To be done>
Every record below should be transcribed exactly. Omit the images.

## Start Exercise inputs

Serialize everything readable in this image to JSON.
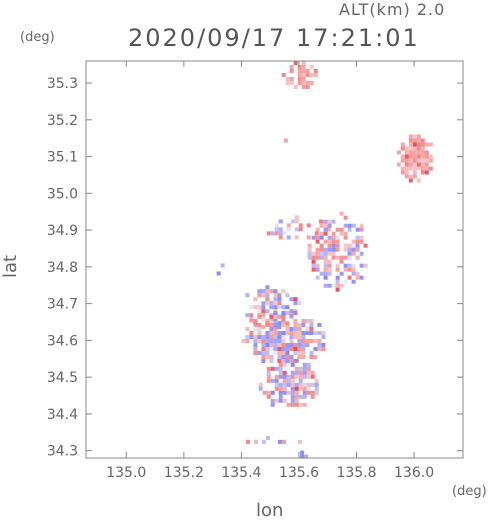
{
  "header": {
    "alt_label": "ALT(km) 2.0",
    "timestamp": "2020/09/17 17:21:01"
  },
  "colors": {
    "frame": "#888888",
    "positive": "#f08080",
    "negative": "#8080f0",
    "strong_positive": "#e04050",
    "neutral": "#d8d8e8"
  },
  "chart_data": {
    "type": "heatmap",
    "title": "2020/09/17 17:21:01",
    "subtitle": "ALT(km) 2.0",
    "xlabel": "lon",
    "ylabel": "lat",
    "x_unit": "(deg)",
    "y_unit": "(deg)",
    "xlim": [
      134.86,
      136.17
    ],
    "ylim": [
      34.28,
      35.36
    ],
    "x_ticks": [
      135.0,
      135.2,
      135.4,
      135.6,
      135.8,
      136.0
    ],
    "x_tick_labels": [
      "135.0",
      "135.2",
      "135.4",
      "135.6",
      "135.8",
      "136.0"
    ],
    "y_ticks": [
      34.3,
      34.4,
      34.5,
      34.6,
      34.7,
      34.8,
      34.9,
      35.0,
      35.1,
      35.2,
      35.3
    ],
    "y_tick_labels": [
      "34.3",
      "34.4",
      "34.5",
      "34.6",
      "34.7",
      "34.8",
      "34.9",
      "35.0",
      "35.1",
      "35.2",
      "35.3"
    ],
    "grid": false,
    "legend": "none",
    "regions": [
      {
        "lon": [
          135.54,
          135.66
        ],
        "lat": [
          35.29,
          35.36
        ],
        "sign": "positive",
        "density": 0.7
      },
      {
        "lon": [
          135.52,
          135.56
        ],
        "lat": [
          35.14,
          35.16
        ],
        "sign": "positive",
        "density": 0.5
      },
      {
        "lon": [
          135.94,
          136.06
        ],
        "lat": [
          35.04,
          35.16
        ],
        "sign": "positive",
        "density": 0.85
      },
      {
        "lon": [
          135.46,
          135.7
        ],
        "lat": [
          34.88,
          34.94
        ],
        "sign": "mixed",
        "density": 0.25
      },
      {
        "lon": [
          135.63,
          135.83
        ],
        "lat": [
          34.74,
          34.95
        ],
        "sign": "mixed",
        "density": 0.55
      },
      {
        "lon": [
          135.4,
          135.6
        ],
        "lat": [
          34.64,
          34.75
        ],
        "sign": "mixed",
        "density": 0.55
      },
      {
        "lon": [
          135.4,
          135.68
        ],
        "lat": [
          34.54,
          34.68
        ],
        "sign": "mixed",
        "density": 0.75
      },
      {
        "lon": [
          135.46,
          135.66
        ],
        "lat": [
          34.42,
          34.55
        ],
        "sign": "mixed",
        "density": 0.7
      },
      {
        "lon": [
          135.36,
          135.7
        ],
        "lat": [
          34.32,
          34.34
        ],
        "sign": "mixed",
        "density": 0.3
      },
      {
        "lon": [
          135.59,
          135.63
        ],
        "lat": [
          34.28,
          34.3
        ],
        "sign": "negative",
        "density": 0.9
      },
      {
        "lon": [
          135.3,
          135.33
        ],
        "lat": [
          34.78,
          34.82
        ],
        "sign": "mixed",
        "density": 0.2
      }
    ]
  }
}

## End Exercise inputs

Exercise solution>
Serialize everything readable in this image to JSON.
{
  "header": {
    "alt_label": "ALT(km) 2.0",
    "timestamp": "2020/09/17 17:21:01"
  },
  "colors": {
    "frame": "#888888",
    "positive": "#f08080",
    "negative": "#8080f0",
    "strong_positive": "#e04050",
    "neutral": "#d8d8e8"
  },
  "chart_data": {
    "type": "heatmap",
    "title": "2020/09/17 17:21:01",
    "subtitle": "ALT(km) 2.0",
    "xlabel": "lon",
    "ylabel": "lat",
    "x_unit": "(deg)",
    "y_unit": "(deg)",
    "xlim": [
      134.86,
      136.17
    ],
    "ylim": [
      34.28,
      35.36
    ],
    "x_ticks": [
      135.0,
      135.2,
      135.4,
      135.6,
      135.8,
      136.0
    ],
    "x_tick_labels": [
      "135.0",
      "135.2",
      "135.4",
      "135.6",
      "135.8",
      "136.0"
    ],
    "y_ticks": [
      34.3,
      34.4,
      34.5,
      34.6,
      34.7,
      34.8,
      34.9,
      35.0,
      35.1,
      35.2,
      35.3
    ],
    "y_tick_labels": [
      "34.3",
      "34.4",
      "34.5",
      "34.6",
      "34.7",
      "34.8",
      "34.9",
      "35.0",
      "35.1",
      "35.2",
      "35.3"
    ],
    "grid": false,
    "legend": "none",
    "regions": [
      {
        "lon": [
          135.54,
          135.66
        ],
        "lat": [
          35.29,
          35.36
        ],
        "sign": "positive",
        "density": 0.7
      },
      {
        "lon": [
          135.52,
          135.56
        ],
        "lat": [
          35.14,
          35.16
        ],
        "sign": "positive",
        "density": 0.5
      },
      {
        "lon": [
          135.94,
          136.06
        ],
        "lat": [
          35.04,
          35.16
        ],
        "sign": "positive",
        "density": 0.85
      },
      {
        "lon": [
          135.46,
          135.7
        ],
        "lat": [
          34.88,
          34.94
        ],
        "sign": "mixed",
        "density": 0.25
      },
      {
        "lon": [
          135.63,
          135.83
        ],
        "lat": [
          34.74,
          34.95
        ],
        "sign": "mixed",
        "density": 0.55
      },
      {
        "lon": [
          135.4,
          135.6
        ],
        "lat": [
          34.64,
          34.75
        ],
        "sign": "mixed",
        "density": 0.55
      },
      {
        "lon": [
          135.4,
          135.68
        ],
        "lat": [
          34.54,
          34.68
        ],
        "sign": "mixed",
        "density": 0.75
      },
      {
        "lon": [
          135.46,
          135.66
        ],
        "lat": [
          34.42,
          34.55
        ],
        "sign": "mixed",
        "density": 0.7
      },
      {
        "lon": [
          135.36,
          135.7
        ],
        "lat": [
          34.32,
          34.34
        ],
        "sign": "mixed",
        "density": 0.3
      },
      {
        "lon": [
          135.59,
          135.63
        ],
        "lat": [
          34.28,
          34.3
        ],
        "sign": "negative",
        "density": 0.9
      },
      {
        "lon": [
          135.3,
          135.33
        ],
        "lat": [
          34.78,
          34.82
        ],
        "sign": "mixed",
        "density": 0.2
      }
    ]
  }
}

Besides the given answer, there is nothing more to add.